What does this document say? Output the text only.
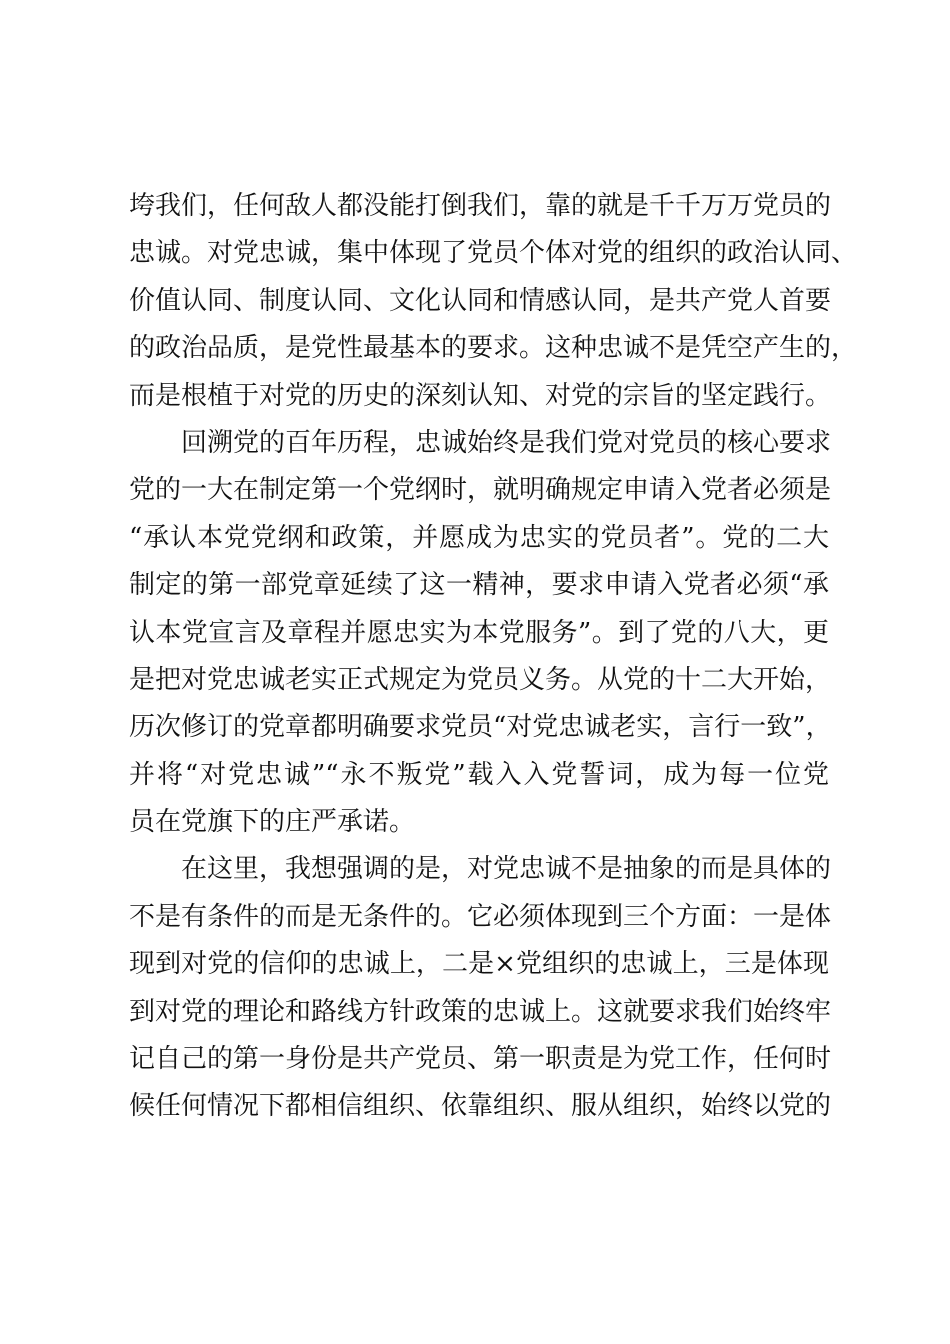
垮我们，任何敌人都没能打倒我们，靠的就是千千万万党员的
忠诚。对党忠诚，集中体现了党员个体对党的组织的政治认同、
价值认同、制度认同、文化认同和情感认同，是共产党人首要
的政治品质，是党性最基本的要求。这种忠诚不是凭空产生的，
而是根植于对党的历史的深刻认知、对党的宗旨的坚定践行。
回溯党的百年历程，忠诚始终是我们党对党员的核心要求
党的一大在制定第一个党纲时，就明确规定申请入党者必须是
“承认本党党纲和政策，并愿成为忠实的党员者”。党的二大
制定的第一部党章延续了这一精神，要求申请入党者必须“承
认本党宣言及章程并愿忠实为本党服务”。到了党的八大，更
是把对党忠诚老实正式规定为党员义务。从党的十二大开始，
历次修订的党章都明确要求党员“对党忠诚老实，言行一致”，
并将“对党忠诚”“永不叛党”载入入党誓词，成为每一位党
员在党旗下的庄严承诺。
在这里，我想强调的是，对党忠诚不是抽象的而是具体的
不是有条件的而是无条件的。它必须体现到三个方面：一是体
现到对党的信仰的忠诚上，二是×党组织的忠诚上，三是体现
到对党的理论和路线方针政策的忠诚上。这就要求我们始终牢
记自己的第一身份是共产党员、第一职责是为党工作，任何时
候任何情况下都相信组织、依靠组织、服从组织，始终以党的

---

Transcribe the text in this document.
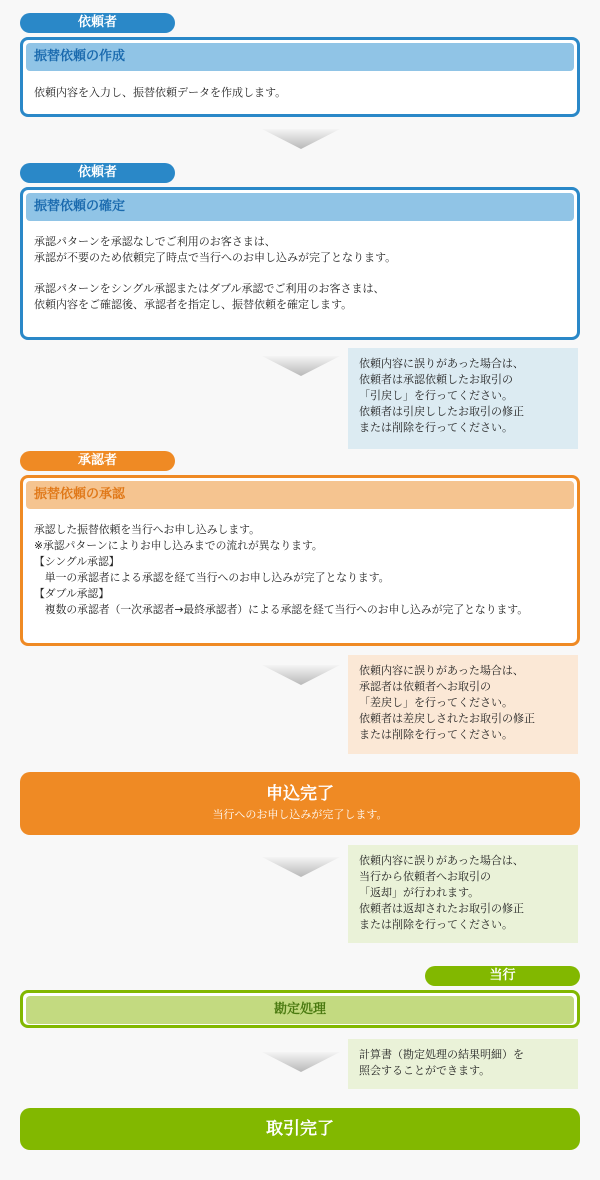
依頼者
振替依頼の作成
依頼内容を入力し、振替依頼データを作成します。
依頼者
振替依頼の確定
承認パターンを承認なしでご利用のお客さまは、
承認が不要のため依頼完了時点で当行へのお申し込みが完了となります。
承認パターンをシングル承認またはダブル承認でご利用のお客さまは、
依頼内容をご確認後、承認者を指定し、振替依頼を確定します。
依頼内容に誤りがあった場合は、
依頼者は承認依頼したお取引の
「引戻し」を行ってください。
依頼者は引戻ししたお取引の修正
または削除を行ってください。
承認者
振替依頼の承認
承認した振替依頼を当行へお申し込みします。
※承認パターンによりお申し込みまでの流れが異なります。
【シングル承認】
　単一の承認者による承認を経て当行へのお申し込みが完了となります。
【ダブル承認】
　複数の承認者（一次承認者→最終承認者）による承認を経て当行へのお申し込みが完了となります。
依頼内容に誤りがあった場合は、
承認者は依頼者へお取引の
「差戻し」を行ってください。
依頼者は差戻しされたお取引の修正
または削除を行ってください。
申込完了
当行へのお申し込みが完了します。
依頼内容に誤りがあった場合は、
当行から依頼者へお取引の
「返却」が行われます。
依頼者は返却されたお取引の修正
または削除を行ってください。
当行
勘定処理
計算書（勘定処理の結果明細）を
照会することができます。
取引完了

Task:
Gather all lines from the listing above in which "this" occurs.

Written reply:
What does this document say? Output the text only.
Transcribe the text in this document.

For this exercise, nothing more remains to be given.